◆ To be done ◆
Lines containing the word "JSON" should be extracted in full.

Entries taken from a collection
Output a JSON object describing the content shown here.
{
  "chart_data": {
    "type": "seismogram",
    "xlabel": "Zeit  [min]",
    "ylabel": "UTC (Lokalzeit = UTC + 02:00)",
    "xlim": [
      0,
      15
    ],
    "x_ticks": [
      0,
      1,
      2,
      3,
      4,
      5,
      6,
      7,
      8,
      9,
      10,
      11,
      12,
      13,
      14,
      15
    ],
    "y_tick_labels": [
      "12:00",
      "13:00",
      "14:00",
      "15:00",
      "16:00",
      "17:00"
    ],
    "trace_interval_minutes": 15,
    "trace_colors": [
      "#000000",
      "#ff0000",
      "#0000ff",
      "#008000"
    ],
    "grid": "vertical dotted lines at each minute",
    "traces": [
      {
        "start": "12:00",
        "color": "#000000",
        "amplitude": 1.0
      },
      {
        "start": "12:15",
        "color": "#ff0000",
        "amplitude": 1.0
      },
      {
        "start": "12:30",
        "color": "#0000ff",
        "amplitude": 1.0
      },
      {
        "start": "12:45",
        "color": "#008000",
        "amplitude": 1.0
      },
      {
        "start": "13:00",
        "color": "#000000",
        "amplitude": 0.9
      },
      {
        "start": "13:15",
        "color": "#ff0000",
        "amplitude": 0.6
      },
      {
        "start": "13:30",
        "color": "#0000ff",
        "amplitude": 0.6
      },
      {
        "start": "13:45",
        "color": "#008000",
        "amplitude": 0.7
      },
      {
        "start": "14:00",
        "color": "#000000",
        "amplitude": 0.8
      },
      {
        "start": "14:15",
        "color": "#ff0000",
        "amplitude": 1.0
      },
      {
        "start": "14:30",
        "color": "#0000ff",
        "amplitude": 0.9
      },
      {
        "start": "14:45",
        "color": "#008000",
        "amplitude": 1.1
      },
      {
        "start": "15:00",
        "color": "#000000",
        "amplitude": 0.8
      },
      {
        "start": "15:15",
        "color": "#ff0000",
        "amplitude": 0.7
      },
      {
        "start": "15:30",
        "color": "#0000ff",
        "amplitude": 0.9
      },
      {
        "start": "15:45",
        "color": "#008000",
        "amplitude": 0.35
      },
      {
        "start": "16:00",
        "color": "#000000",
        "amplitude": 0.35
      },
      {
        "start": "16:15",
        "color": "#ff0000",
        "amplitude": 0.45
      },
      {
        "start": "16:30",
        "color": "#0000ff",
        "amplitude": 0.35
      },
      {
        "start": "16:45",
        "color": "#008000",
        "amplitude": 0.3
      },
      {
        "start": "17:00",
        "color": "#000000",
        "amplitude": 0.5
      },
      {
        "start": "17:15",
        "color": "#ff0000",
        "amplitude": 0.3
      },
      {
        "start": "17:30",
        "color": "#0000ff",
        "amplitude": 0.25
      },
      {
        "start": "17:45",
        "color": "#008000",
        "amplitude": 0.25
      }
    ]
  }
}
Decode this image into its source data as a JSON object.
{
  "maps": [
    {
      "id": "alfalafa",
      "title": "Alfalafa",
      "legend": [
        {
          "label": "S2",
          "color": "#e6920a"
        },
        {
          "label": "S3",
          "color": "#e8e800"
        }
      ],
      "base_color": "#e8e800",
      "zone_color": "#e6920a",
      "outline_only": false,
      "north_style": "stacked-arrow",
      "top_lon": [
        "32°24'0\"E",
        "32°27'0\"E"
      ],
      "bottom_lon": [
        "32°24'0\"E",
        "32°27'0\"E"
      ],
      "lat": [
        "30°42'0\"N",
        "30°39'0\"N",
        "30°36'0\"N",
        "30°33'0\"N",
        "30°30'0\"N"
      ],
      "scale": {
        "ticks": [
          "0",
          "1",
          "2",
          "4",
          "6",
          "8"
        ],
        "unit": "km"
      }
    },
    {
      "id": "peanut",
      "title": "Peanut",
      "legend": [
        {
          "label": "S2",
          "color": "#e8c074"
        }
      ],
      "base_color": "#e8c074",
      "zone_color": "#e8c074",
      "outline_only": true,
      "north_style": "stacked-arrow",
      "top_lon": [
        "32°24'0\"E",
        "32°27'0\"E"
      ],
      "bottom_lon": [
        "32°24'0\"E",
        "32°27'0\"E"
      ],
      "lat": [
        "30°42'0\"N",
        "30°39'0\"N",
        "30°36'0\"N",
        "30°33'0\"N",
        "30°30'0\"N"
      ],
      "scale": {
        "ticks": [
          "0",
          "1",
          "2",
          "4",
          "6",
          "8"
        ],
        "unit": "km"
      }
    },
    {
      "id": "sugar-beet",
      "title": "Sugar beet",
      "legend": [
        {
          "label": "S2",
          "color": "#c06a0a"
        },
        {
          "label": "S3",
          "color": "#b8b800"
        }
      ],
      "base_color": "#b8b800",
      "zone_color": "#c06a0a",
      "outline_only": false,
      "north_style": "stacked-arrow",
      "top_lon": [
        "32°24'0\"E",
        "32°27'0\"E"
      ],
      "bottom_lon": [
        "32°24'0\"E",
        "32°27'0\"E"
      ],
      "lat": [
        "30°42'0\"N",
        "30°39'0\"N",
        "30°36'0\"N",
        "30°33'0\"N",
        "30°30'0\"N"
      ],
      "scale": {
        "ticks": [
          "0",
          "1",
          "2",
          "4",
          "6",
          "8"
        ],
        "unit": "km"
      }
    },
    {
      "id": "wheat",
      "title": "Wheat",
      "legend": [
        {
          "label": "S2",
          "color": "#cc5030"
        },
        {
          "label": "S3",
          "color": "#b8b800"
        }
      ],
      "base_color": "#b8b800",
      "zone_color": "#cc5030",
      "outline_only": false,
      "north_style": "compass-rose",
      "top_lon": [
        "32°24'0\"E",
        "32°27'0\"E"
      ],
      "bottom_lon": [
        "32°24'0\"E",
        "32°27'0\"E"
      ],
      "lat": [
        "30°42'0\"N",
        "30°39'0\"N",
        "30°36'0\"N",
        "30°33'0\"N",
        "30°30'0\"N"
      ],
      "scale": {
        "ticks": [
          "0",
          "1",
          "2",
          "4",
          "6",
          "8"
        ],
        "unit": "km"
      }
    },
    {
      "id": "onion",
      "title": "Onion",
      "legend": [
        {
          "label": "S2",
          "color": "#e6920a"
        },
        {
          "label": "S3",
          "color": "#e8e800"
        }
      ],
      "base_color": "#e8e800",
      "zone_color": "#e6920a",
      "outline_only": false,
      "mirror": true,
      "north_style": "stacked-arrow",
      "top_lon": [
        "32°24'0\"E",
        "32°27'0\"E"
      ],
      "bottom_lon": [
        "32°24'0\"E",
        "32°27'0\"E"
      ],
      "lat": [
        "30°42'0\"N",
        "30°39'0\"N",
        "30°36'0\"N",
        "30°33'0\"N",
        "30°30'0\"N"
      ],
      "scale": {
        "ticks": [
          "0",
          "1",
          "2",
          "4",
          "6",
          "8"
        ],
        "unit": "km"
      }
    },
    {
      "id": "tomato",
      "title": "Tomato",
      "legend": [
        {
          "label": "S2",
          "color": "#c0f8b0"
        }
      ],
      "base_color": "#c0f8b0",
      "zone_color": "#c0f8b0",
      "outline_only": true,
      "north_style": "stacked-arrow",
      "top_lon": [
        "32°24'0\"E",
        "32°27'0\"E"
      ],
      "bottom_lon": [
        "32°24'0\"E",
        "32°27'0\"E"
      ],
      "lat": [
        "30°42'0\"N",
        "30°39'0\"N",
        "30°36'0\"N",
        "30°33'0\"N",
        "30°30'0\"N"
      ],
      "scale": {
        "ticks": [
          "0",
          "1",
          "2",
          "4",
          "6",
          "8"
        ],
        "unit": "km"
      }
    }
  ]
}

◆ Result of this exercise ◆
Output a JSON object describing the content shown here.
Decode this image into its source data as a JSON object.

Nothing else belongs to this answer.